[Extracted records]
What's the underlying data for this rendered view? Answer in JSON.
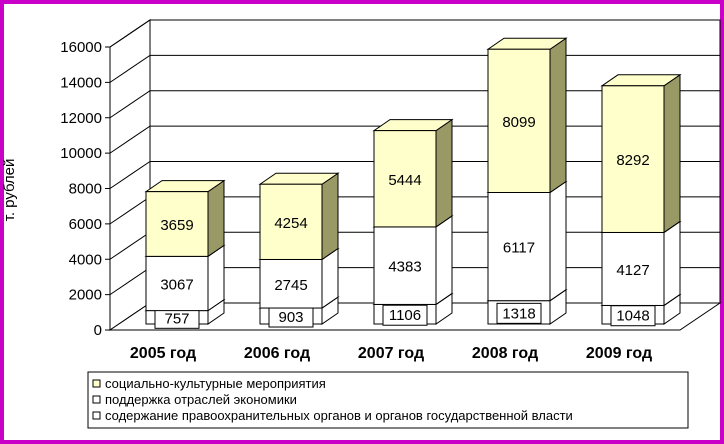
{
  "chart_data": {
    "type": "bar",
    "stacked": true,
    "three_d": true,
    "ylabel": "т. рублей",
    "ylim": [
      0,
      16000
    ],
    "yticks": [
      0,
      2000,
      4000,
      6000,
      8000,
      10000,
      12000,
      14000,
      16000
    ],
    "categories": [
      "2005 год",
      "2006 год",
      "2007 год",
      "2008 год",
      "2009 год"
    ],
    "series": [
      {
        "name": "содержание правоохранительных органов и органов государственной власти",
        "values": [
          757,
          903,
          1106,
          1318,
          1048
        ],
        "color": "#ffffff",
        "label_bordered": true
      },
      {
        "name": "поддержка отраслей экономики",
        "values": [
          3067,
          2745,
          4383,
          6117,
          4127
        ],
        "color": "#ffffff",
        "label_bordered": false
      },
      {
        "name": "социально-культурные мероприятия",
        "values": [
          3659,
          4254,
          5444,
          8099,
          8292
        ],
        "color": "#ffffcc",
        "label_bordered": false
      }
    ],
    "legend_order": [
      2,
      1,
      0
    ],
    "legend_position": "bottom",
    "grid": true,
    "frame_color": "#c800c8"
  }
}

#### Description of the task
Leave out the pictures, and give all the records again exactly.

#### Task response
What's the underlying data for this rendered view? Answer in JSON.
{
  "chart_data": {
    "type": "bar",
    "stacked": true,
    "three_d": true,
    "ylabel": "т. рублей",
    "ylim": [
      0,
      16000
    ],
    "yticks": [
      0,
      2000,
      4000,
      6000,
      8000,
      10000,
      12000,
      14000,
      16000
    ],
    "categories": [
      "2005 год",
      "2006 год",
      "2007 год",
      "2008 год",
      "2009 год"
    ],
    "series": [
      {
        "name": "содержание правоохранительных органов и органов государственной власти",
        "values": [
          757,
          903,
          1106,
          1318,
          1048
        ],
        "color": "#ffffff",
        "label_bordered": true
      },
      {
        "name": "поддержка отраслей экономики",
        "values": [
          3067,
          2745,
          4383,
          6117,
          4127
        ],
        "color": "#ffffff",
        "label_bordered": false
      },
      {
        "name": "социально-культурные мероприятия",
        "values": [
          3659,
          4254,
          5444,
          8099,
          8292
        ],
        "color": "#ffffcc",
        "label_bordered": false
      }
    ],
    "legend_order": [
      2,
      1,
      0
    ],
    "legend_position": "bottom",
    "grid": true,
    "frame_color": "#c800c8"
  }
}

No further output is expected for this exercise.